§ **GIVEN TASK**:
Transcribe the entries below exactly.

****************

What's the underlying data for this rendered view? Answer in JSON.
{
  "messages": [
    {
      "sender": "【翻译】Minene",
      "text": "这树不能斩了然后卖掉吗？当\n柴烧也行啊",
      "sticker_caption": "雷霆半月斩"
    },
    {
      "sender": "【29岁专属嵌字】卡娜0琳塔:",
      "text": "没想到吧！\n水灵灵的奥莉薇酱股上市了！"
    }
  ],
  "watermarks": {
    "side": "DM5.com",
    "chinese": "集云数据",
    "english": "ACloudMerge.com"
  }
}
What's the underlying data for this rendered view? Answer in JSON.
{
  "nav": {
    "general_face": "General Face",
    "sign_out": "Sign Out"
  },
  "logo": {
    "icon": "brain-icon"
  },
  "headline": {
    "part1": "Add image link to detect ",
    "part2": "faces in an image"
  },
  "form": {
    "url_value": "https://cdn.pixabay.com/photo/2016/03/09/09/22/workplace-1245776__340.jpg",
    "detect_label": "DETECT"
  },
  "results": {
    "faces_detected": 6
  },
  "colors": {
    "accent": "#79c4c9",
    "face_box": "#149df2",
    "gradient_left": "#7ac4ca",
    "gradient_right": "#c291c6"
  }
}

****************

§ **THE SOLUTION**:
What's the underlying data for this rendered view? Answer in JSON.
{
  "messages": [
    {
      "sender": "【翻译】Minene",
      "text": "这树不能斩了然后卖掉吗？当\n柴烧也行啊",
      "sticker_caption": "雷霆半月斩"
    },
    {
      "sender": "【29岁专属嵌字】卡娜0琳塔:",
      "text": "没想到吧！\n水灵灵的奥莉薇酱股上市了！"
    }
  ],
  "watermarks": {
    "side": "DM5.com",
    "chinese": "集云数据",
    "english": "ACloudMerge.com"
  }
}
What's the underlying data for this rendered view? Answer in JSON.
{
  "nav": {
    "general_face": "General Face",
    "sign_out": "Sign Out"
  },
  "logo": {
    "icon": "brain-icon"
  },
  "headline": {
    "part1": "Add image link to detect ",
    "part2": "faces in an image"
  },
  "form": {
    "url_value": "https://cdn.pixabay.com/photo/2016/03/09/09/22/workplace-1245776__340.jpg",
    "detect_label": "DETECT"
  },
  "results": {
    "faces_detected": 6
  },
  "colors": {
    "accent": "#79c4c9",
    "face_box": "#149df2",
    "gradient_left": "#7ac4ca",
    "gradient_right": "#c291c6"
  }
}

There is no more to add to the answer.